▶ Task instructions
Print the listing below in its entirety, character for character.

* Begin Record excerpts *

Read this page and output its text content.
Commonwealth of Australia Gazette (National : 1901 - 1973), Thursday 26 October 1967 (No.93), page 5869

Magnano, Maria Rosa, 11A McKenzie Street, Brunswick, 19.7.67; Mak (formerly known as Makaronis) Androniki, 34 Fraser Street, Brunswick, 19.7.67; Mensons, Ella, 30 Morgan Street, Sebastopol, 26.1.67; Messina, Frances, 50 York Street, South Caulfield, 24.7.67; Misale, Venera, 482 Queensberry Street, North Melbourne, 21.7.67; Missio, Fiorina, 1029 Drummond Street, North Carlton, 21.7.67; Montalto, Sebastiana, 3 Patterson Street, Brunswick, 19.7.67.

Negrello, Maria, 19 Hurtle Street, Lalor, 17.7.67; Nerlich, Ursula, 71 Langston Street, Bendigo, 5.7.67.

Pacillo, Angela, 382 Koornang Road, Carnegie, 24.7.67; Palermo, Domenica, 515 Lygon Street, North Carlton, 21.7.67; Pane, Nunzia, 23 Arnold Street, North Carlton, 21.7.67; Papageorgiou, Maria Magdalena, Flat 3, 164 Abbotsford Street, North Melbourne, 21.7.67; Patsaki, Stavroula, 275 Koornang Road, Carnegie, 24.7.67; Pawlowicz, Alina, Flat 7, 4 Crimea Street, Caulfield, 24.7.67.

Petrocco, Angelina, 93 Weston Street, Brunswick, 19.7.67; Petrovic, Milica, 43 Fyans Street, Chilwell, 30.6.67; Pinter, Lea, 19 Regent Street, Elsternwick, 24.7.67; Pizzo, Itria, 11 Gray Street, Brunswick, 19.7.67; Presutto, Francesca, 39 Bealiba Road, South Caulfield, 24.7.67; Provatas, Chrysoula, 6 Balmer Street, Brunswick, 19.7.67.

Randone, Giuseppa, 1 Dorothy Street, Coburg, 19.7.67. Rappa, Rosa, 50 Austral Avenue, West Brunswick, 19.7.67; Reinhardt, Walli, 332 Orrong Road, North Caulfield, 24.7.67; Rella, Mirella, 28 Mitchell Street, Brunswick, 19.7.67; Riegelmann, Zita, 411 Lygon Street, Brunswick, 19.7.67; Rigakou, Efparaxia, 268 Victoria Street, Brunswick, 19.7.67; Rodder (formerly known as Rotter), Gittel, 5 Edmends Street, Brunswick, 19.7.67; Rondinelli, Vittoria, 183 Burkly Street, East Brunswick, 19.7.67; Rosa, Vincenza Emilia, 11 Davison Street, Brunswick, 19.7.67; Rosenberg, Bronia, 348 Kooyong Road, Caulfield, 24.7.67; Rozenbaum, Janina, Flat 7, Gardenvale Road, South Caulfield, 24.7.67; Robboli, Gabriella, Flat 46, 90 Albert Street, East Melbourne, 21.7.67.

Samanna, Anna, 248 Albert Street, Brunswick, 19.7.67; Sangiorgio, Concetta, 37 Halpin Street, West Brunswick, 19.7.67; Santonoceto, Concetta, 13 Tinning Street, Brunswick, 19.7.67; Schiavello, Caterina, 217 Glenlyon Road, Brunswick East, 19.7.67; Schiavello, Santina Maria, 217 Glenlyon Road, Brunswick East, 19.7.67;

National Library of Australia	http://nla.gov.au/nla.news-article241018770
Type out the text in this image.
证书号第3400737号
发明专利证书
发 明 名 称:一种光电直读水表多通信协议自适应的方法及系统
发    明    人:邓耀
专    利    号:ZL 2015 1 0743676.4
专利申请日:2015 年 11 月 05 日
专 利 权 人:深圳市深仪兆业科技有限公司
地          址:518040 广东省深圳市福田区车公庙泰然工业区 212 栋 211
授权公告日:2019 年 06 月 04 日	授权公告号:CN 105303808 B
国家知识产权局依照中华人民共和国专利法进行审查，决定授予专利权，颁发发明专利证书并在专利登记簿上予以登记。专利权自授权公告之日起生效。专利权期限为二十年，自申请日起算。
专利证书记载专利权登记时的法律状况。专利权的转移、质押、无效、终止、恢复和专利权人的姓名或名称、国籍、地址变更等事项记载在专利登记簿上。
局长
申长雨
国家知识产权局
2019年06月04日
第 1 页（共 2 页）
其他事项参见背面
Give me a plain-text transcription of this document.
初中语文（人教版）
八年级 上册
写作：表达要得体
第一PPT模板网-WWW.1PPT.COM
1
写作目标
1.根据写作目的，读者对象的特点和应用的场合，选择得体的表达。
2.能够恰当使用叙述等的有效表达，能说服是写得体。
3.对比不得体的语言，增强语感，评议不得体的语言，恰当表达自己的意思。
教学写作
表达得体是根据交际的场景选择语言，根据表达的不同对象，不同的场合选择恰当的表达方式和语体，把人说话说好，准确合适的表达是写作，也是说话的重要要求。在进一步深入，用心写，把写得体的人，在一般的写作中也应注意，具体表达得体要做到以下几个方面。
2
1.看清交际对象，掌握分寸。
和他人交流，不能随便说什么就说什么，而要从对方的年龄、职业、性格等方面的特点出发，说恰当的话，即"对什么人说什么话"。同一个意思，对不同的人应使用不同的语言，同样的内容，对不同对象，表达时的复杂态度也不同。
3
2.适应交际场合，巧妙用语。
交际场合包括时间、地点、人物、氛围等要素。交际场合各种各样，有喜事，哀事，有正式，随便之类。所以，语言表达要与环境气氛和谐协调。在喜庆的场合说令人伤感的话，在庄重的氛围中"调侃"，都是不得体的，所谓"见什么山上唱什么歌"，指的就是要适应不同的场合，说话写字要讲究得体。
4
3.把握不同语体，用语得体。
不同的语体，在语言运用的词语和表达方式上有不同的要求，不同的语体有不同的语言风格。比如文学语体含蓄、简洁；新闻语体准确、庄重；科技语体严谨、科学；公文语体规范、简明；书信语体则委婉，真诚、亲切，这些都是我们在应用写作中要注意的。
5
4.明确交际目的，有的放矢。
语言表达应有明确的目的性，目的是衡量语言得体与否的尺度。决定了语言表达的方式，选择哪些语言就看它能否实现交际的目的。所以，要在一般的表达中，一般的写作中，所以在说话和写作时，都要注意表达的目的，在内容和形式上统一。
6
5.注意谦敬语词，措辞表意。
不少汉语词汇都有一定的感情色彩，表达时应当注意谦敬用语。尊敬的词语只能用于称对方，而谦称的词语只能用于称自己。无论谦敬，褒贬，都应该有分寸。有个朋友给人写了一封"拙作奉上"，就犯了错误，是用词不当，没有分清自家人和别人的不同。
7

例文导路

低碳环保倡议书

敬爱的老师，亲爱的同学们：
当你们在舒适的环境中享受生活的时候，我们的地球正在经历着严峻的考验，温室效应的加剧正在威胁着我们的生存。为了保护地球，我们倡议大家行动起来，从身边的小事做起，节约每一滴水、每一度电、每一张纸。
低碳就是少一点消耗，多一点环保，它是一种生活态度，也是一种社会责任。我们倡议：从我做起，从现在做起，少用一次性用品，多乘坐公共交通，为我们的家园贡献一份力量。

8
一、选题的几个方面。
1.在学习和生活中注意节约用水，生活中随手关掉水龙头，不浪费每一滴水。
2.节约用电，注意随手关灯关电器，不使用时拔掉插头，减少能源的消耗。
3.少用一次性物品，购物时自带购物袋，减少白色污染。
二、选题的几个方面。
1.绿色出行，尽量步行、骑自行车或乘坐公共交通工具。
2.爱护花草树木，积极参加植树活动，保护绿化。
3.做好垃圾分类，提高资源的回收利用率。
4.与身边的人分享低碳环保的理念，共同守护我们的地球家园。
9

* End Record excerpts *

▶ Task answer
Read this page and output its text content.
Commonwealth of Australia Gazette (National : 1901 - 1973), Thursday 26 October 1967 (No.93), page 5869

Magnano, Maria Rosa, 11A McKenzie Street, Brunswick, 19.7.67; Mak (formerly known as Makaronis) Androniki, 34 Fraser Street, Brunswick, 19.7.67; Mensons, Ella, 30 Morgan Street, Sebastopol, 26.1.67; Messina, Frances, 50 York Street, South Caulfield, 24.7.67; Misale, Venera, 482 Queensberry Street, North Melbourne, 21.7.67; Missio, Fiorina, 1029 Drummond Street, North Carlton, 21.7.67; Montalto, Sebastiana, 3 Patterson Street, Brunswick, 19.7.67.

Negrello, Maria, 19 Hurtle Street, Lalor, 17.7.67; Nerlich, Ursula, 71 Langston Street, Bendigo, 5.7.67.

Pacillo, Angela, 382 Koornang Road, Carnegie, 24.7.67; Palermo, Domenica, 515 Lygon Street, North Carlton, 21.7.67; Pane, Nunzia, 23 Arnold Street, North Carlton, 21.7.67; Papageorgiou, Maria Magdalena, Flat 3, 164 Abbotsford Street, North Melbourne, 21.7.67; Patsaki, Stavroula, 275 Koornang Road, Carnegie, 24.7.67; Pawlowicz, Alina, Flat 7, 4 Crimea Street, Caulfield, 24.7.67.

Petrocco, Angelina, 93 Weston Street, Brunswick, 19.7.67; Petrovic, Milica, 43 Fyans Street, Chilwell, 30.6.67; Pinter, Lea, 19 Regent Street, Elsternwick, 24.7.67; Pizzo, Itria, 11 Gray Street, Brunswick, 19.7.67; Presutto, Francesca, 39 Bealiba Road, South Caulfield, 24.7.67; Provatas, Chrysoula, 6 Balmer Street, Brunswick, 19.7.67.

Randone, Giuseppa, 1 Dorothy Street, Coburg, 19.7.67. Rappa, Rosa, 50 Austral Avenue, West Brunswick, 19.7.67; Reinhardt, Walli, 332 Orrong Road, North Caulfield, 24.7.67; Rella, Mirella, 28 Mitchell Street, Brunswick, 19.7.67; Riegelmann, Zita, 411 Lygon Street, Brunswick, 19.7.67; Rigakou, Efparaxia, 268 Victoria Street, Brunswick, 19.7.67; Rodder (formerly known as Rotter), Gittel, 5 Edmends Street, Brunswick, 19.7.67; Rondinelli, Vittoria, 183 Burkly Street, East Brunswick, 19.7.67; Rosa, Vincenza Emilia, 11 Davison Street, Brunswick, 19.7.67; Rosenberg, Bronia, 348 Kooyong Road, Caulfield, 24.7.67; Rozenbaum, Janina, Flat 7, Gardenvale Road, South Caulfield, 24.7.67; Robboli, Gabriella, Flat 46, 90 Albert Street, East Melbourne, 21.7.67.

Samanna, Anna, 248 Albert Street, Brunswick, 19.7.67; Sangiorgio, Concetta, 37 Halpin Street, West Brunswick, 19.7.67; Santonoceto, Concetta, 13 Tinning Street, Brunswick, 19.7.67; Schiavello, Caterina, 217 Glenlyon Road, Brunswick East, 19.7.67; Schiavello, Santina Maria, 217 Glenlyon Road, Brunswick East, 19.7.67;

National Library of Australia	http://nla.gov.au/nla.news-article241018770
Type out the text in this image.
证书号第3400737号
发明专利证书
发 明 名 称:一种光电直读水表多通信协议自适应的方法及系统
发    明    人:邓耀
专    利    号:ZL 2015 1 0743676.4
专利申请日:2015 年 11 月 05 日
专 利 权 人:深圳市深仪兆业科技有限公司
地          址:518040 广东省深圳市福田区车公庙泰然工业区 212 栋 211
授权公告日:2019 年 06 月 04 日	授权公告号:CN 105303808 B
国家知识产权局依照中华人民共和国专利法进行审查，决定授予专利权，颁发发明专利证书并在专利登记簿上予以登记。专利权自授权公告之日起生效。专利权期限为二十年，自申请日起算。
专利证书记载专利权登记时的法律状况。专利权的转移、质押、无效、终止、恢复和专利权人的姓名或名称、国籍、地址变更等事项记载在专利登记簿上。
局长
申长雨
国家知识产权局
2019年06月04日
第 1 页（共 2 页）
其他事项参见背面
Give me a plain-text transcription of this document.
初中语文（人教版）
八年级 上册
写作：表达要得体
第一PPT模板网-WWW.1PPT.COM
1
写作目标
1.根据写作目的，读者对象的特点和应用的场合，选择得体的表达。
2.能够恰当使用叙述等的有效表达，能说服是写得体。
3.对比不得体的语言，增强语感，评议不得体的语言，恰当表达自己的意思。
教学写作
表达得体是根据交际的场景选择语言，根据表达的不同对象，不同的场合选择恰当的表达方式和语体，把人说话说好，准确合适的表达是写作，也是说话的重要要求。在进一步深入，用心写，把写得体的人，在一般的写作中也应注意，具体表达得体要做到以下几个方面。
2
1.看清交际对象，掌握分寸。
和他人交流，不能随便说什么就说什么，而要从对方的年龄、职业、性格等方面的特点出发，说恰当的话，即"对什么人说什么话"。同一个意思，对不同的人应使用不同的语言，同样的内容，对不同对象，表达时的复杂态度也不同。
3
2.适应交际场合，巧妙用语。
交际场合包括时间、地点、人物、氛围等要素。交际场合各种各样，有喜事，哀事，有正式，随便之类。所以，语言表达要与环境气氛和谐协调。在喜庆的场合说令人伤感的话，在庄重的氛围中"调侃"，都是不得体的，所谓"见什么山上唱什么歌"，指的就是要适应不同的场合，说话写字要讲究得体。
4
3.把握不同语体，用语得体。
不同的语体，在语言运用的词语和表达方式上有不同的要求，不同的语体有不同的语言风格。比如文学语体含蓄、简洁；新闻语体准确、庄重；科技语体严谨、科学；公文语体规范、简明；书信语体则委婉，真诚、亲切，这些都是我们在应用写作中要注意的。
5
4.明确交际目的，有的放矢。
语言表达应有明确的目的性，目的是衡量语言得体与否的尺度。决定了语言表达的方式，选择哪些语言就看它能否实现交际的目的。所以，要在一般的表达中，一般的写作中，所以在说话和写作时，都要注意表达的目的，在内容和形式上统一。
6
5.注意谦敬语词，措辞表意。
不少汉语词汇都有一定的感情色彩，表达时应当注意谦敬用语。尊敬的词语只能用于称对方，而谦称的词语只能用于称自己。无论谦敬，褒贬，都应该有分寸。有个朋友给人写了一封"拙作奉上"，就犯了错误，是用词不当，没有分清自家人和别人的不同。
7

例文导路

低碳环保倡议书

敬爱的老师，亲爱的同学们：
当你们在舒适的环境中享受生活的时候，我们的地球正在经历着严峻的考验，温室效应的加剧正在威胁着我们的生存。为了保护地球，我们倡议大家行动起来，从身边的小事做起，节约每一滴水、每一度电、每一张纸。
低碳就是少一点消耗，多一点环保，它是一种生活态度，也是一种社会责任。我们倡议：从我做起，从现在做起，少用一次性用品，多乘坐公共交通，为我们的家园贡献一份力量。

8
一、选题的几个方面。
1.在学习和生活中注意节约用水，生活中随手关掉水龙头，不浪费每一滴水。
2.节约用电，注意随手关灯关电器，不使用时拔掉插头，减少能源的消耗。
3.少用一次性物品，购物时自带购物袋，减少白色污染。
二、选题的几个方面。
1.绿色出行，尽量步行、骑自行车或乘坐公共交通工具。
2.爱护花草树木，积极参加植树活动，保护绿化。
3.做好垃圾分类，提高资源的回收利用率。
4.与身边的人分享低碳环保的理念，共同守护我们的地球家园。
9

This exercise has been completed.